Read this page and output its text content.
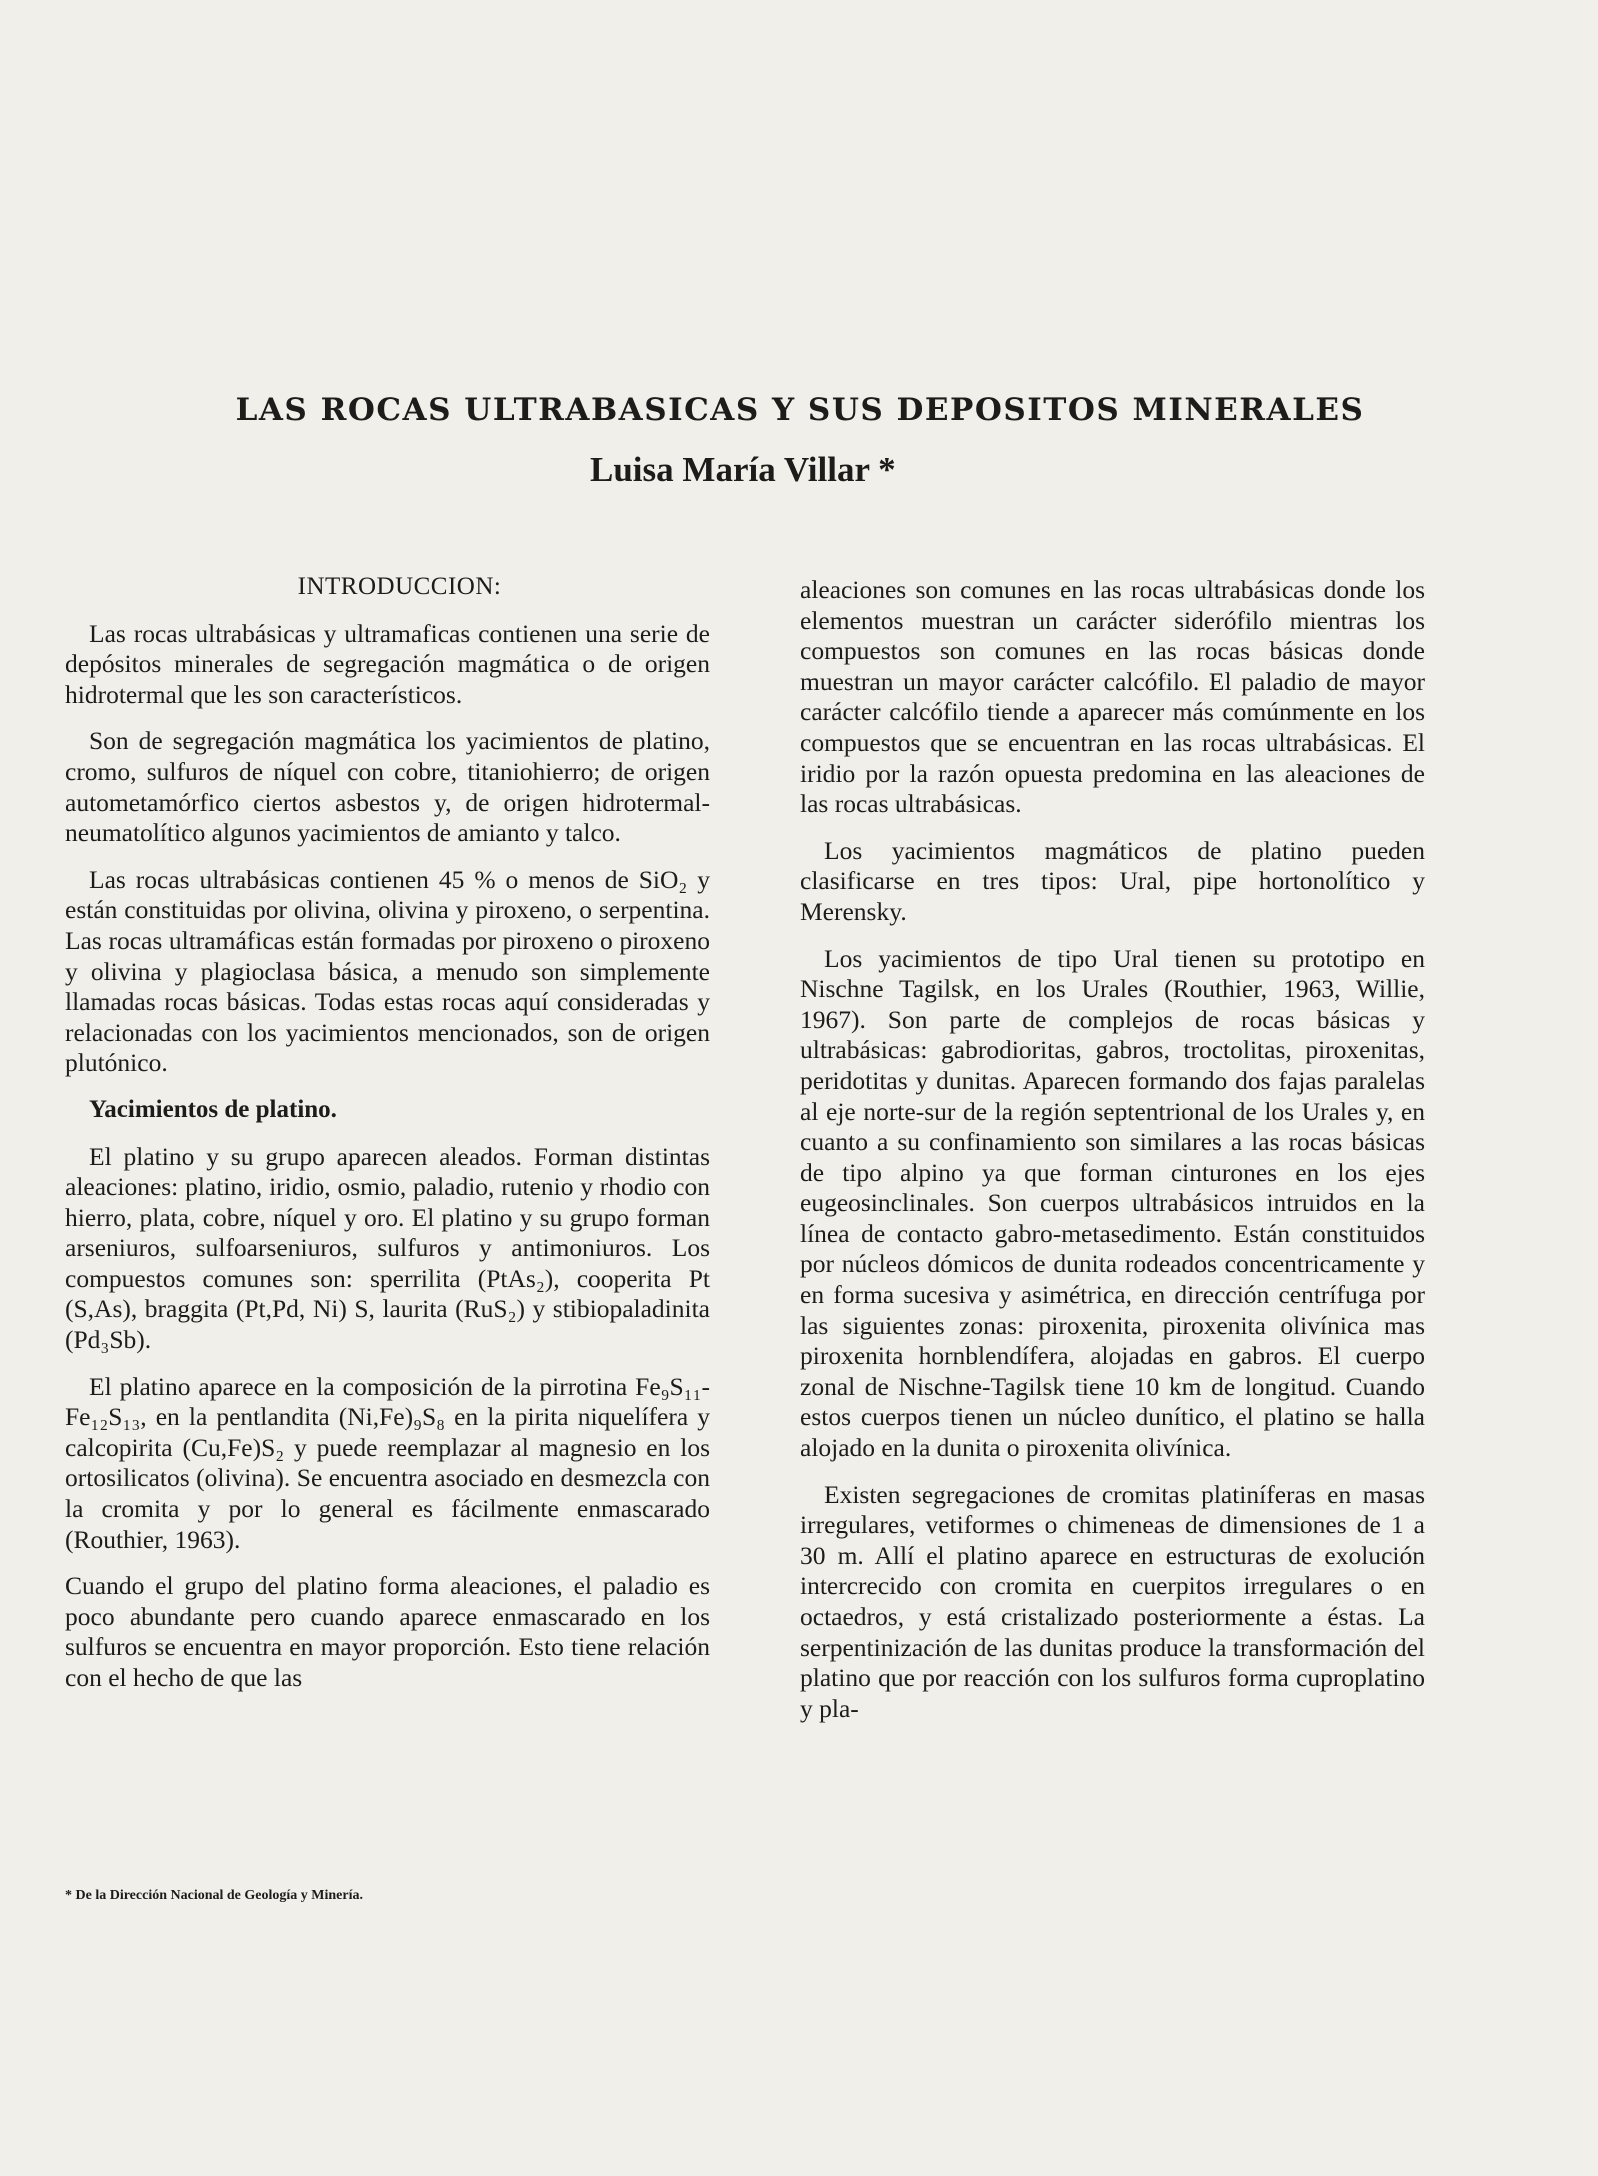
LAS ROCAS ULTRABASICAS Y SUS DEPOSITOS MINERALES
Luisa María Villar *

INTRODUCCION:

Las rocas ultrabásicas y ultramaficas contienen una serie de depósitos minerales de segregación magmática o de origen hidrotermal que les son característicos.

Son de segregación magmática los yacimientos de platino, cromo, sulfuros de níquel con cobre, titaniohierro; de origen autometamórfico ciertos asbestos y, de origen hidrotermal-neumatolítico algunos yacimientos de amianto y talco.

Las rocas ultrabásicas contienen 45 % o menos de SiO₂ y están constituidas por olivina, olivina y piroxeno, o serpentina. Las rocas ultramáficas están formadas por piroxeno o piroxeno y olivina y plagioclasa básica, a menudo son simplemente llamadas rocas básicas. Todas estas rocas aquí consideradas y relacionadas con los yacimientos mencionados, son de origen plutónico.

Yacimientos de platino.

El platino y su grupo aparecen aleados. Forman distintas aleaciones: platino, iridio, osmio, paladio, rutenio y rhodio con hierro, plata, cobre, níquel y oro. El platino y su grupo forman arseniuros, sulfoarseniuros, sulfuros y antimoniuros. Los compuestos comunes son: sperrilita (PtAs₂), cooperita Pt (S,As), braggita (Pt,Pd, Ni) S, laurita (RuS₂) y stibiopaladinita (Pd₃Sb).

El platino aparece en la composición de la pirrotina Fe₉S₁₁-Fe₁₂S₁₃, en la pentlandita (Ni,Fe)₉S₈ en la pirita niquelífera y calcopirita (Cu,Fe)S₂ y puede reemplazar al magnesio en los ortosilicatos (olivina). Se encuentra asociado en desmezcla con la cromita y por lo general es fácilmente enmascarado (Routhier, 1963).

Cuando el grupo del platino forma aleaciones, el paladio es poco abundante pero cuando aparece enmascarado en los sulfuros se encuentra en mayor proporción. Esto tiene relación con el hecho de que las

aleaciones son comunes en las rocas ultrabásicas donde los elementos muestran un carácter siderófilo mientras los compuestos son comunes en las rocas básicas donde muestran un mayor carácter calcófilo. El paladio de mayor carácter calcófilo tiende a aparecer más comúnmente en los compuestos que se encuentran en las rocas ultrabásicas. El iridio por la razón opuesta predomina en las aleaciones de las rocas ultrabásicas.

Los yacimientos magmáticos de platino pueden clasificarse en tres tipos: Ural, pipe hortonolítico y Merensky.

Los yacimientos de tipo Ural tienen su prototipo en Nischne Tagilsk, en los Urales (Routhier, 1963, Willie, 1967). Son parte de complejos de rocas básicas y ultrabásicas: gabrodioritas, gabros, troctolitas, piroxenitas, peridotitas y dunitas. Aparecen formando dos fajas paralelas al eje norte-sur de la región septentrional de los Urales y, en cuanto a su confinamiento son similares a las rocas básicas de tipo alpino ya que forman cinturones en los ejes eugeosinclinales. Son cuerpos ultrabásicos intruidos en la línea de contacto gabro-metasedimento. Están constituidos por núcleos dómicos de dunita rodeados concentricamente y en forma sucesiva y asimétrica, en dirección centrífuga por las siguientes zonas: piroxenita, piroxenita olivínica mas piroxenita hornblendífera, alojadas en gabros. El cuerpo zonal de Nischne-Tagilsk tiene 10 km de longitud. Cuando estos cuerpos tienen un núcleo dunítico, el platino se halla alojado en la dunita o piroxenita olivínica.

Existen segregaciones de cromitas platiníferas en masas irregulares, vetiformes o chimeneas de dimensiones de 1 a 30 m. Allí el platino aparece en estructuras de exolución intercrecido con cromita en cuerpitos irregulares o en octaedros, y está cristalizado posteriormente a éstas. La serpentinización de las dunitas produce la transformación del platino que por reacción con los sulfuros forma cuproplatino y pla-

* De la Dirección Nacional de Geología y Minería.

○ ○ ○ ○

(THE TASK): Output the data above without changes, apart from leaving out the pictures.

(OUTPUT FOR THIS EXERCISE):
Read this page and output its text content.
LAS ROCAS ULTRABASICAS Y SUS DEPOSITOS MINERALES
Luisa María Villar *

INTRODUCCION:

Las rocas ultrabásicas y ultramaficas contienen una serie de depósitos minerales de segregación magmática o de origen hidrotermal que les son característicos.

Son de segregación magmática los yacimientos de platino, cromo, sulfuros de níquel con cobre, titaniohierro; de origen autometamórfico ciertos asbestos y, de origen hidrotermal-neumatolítico algunos yacimientos de amianto y talco.

Las rocas ultrabásicas contienen 45 % o menos de SiO₂ y están constituidas por olivina, olivina y piroxeno, o serpentina. Las rocas ultramáficas están formadas por piroxeno o piroxeno y olivina y plagioclasa básica, a menudo son simplemente llamadas rocas básicas. Todas estas rocas aquí consideradas y relacionadas con los yacimientos mencionados, son de origen plutónico.

Yacimientos de platino.

El platino y su grupo aparecen aleados. Forman distintas aleaciones: platino, iridio, osmio, paladio, rutenio y rhodio con hierro, plata, cobre, níquel y oro. El platino y su grupo forman arseniuros, sulfoarseniuros, sulfuros y antimoniuros. Los compuestos comunes son: sperrilita (PtAs₂), cooperita Pt (S,As), braggita (Pt,Pd, Ni) S, laurita (RuS₂) y stibiopaladinita (Pd₃Sb).

El platino aparece en la composición de la pirrotina Fe₉S₁₁-Fe₁₂S₁₃, en la pentlandita (Ni,Fe)₉S₈ en la pirita niquelífera y calcopirita (Cu,Fe)S₂ y puede reemplazar al magnesio en los ortosilicatos (olivina). Se encuentra asociado en desmezcla con la cromita y por lo general es fácilmente enmascarado (Routhier, 1963).

Cuando el grupo del platino forma aleaciones, el paladio es poco abundante pero cuando aparece enmascarado en los sulfuros se encuentra en mayor proporción. Esto tiene relación con el hecho de que las

aleaciones son comunes en las rocas ultrabásicas donde los elementos muestran un carácter siderófilo mientras los compuestos son comunes en las rocas básicas donde muestran un mayor carácter calcófilo. El paladio de mayor carácter calcófilo tiende a aparecer más comúnmente en los compuestos que se encuentran en las rocas ultrabásicas. El iridio por la razón opuesta predomina en las aleaciones de las rocas ultrabásicas.

Los yacimientos magmáticos de platino pueden clasificarse en tres tipos: Ural, pipe hortonolítico y Merensky.

Los yacimientos de tipo Ural tienen su prototipo en Nischne Tagilsk, en los Urales (Routhier, 1963, Willie, 1967). Son parte de complejos de rocas básicas y ultrabásicas: gabrodioritas, gabros, troctolitas, piroxenitas, peridotitas y dunitas. Aparecen formando dos fajas paralelas al eje norte-sur de la región septentrional de los Urales y, en cuanto a su confinamiento son similares a las rocas básicas de tipo alpino ya que forman cinturones en los ejes eugeosinclinales. Son cuerpos ultrabásicos intruidos en la línea de contacto gabro-metasedimento. Están constituidos por núcleos dómicos de dunita rodeados concentricamente y en forma sucesiva y asimétrica, en dirección centrífuga por las siguientes zonas: piroxenita, piroxenita olivínica mas piroxenita hornblendífera, alojadas en gabros. El cuerpo zonal de Nischne-Tagilsk tiene 10 km de longitud. Cuando estos cuerpos tienen un núcleo dunítico, el platino se halla alojado en la dunita o piroxenita olivínica.

Existen segregaciones de cromitas platiníferas en masas irregulares, vetiformes o chimeneas de dimensiones de 1 a 30 m. Allí el platino aparece en estructuras de exolución intercrecido con cromita en cuerpitos irregulares o en octaedros, y está cristalizado posteriormente a éstas. La serpentinización de las dunitas produce la transformación del platino que por reacción con los sulfuros forma cuproplatino y pla-

* De la Dirección Nacional de Geología y Minería.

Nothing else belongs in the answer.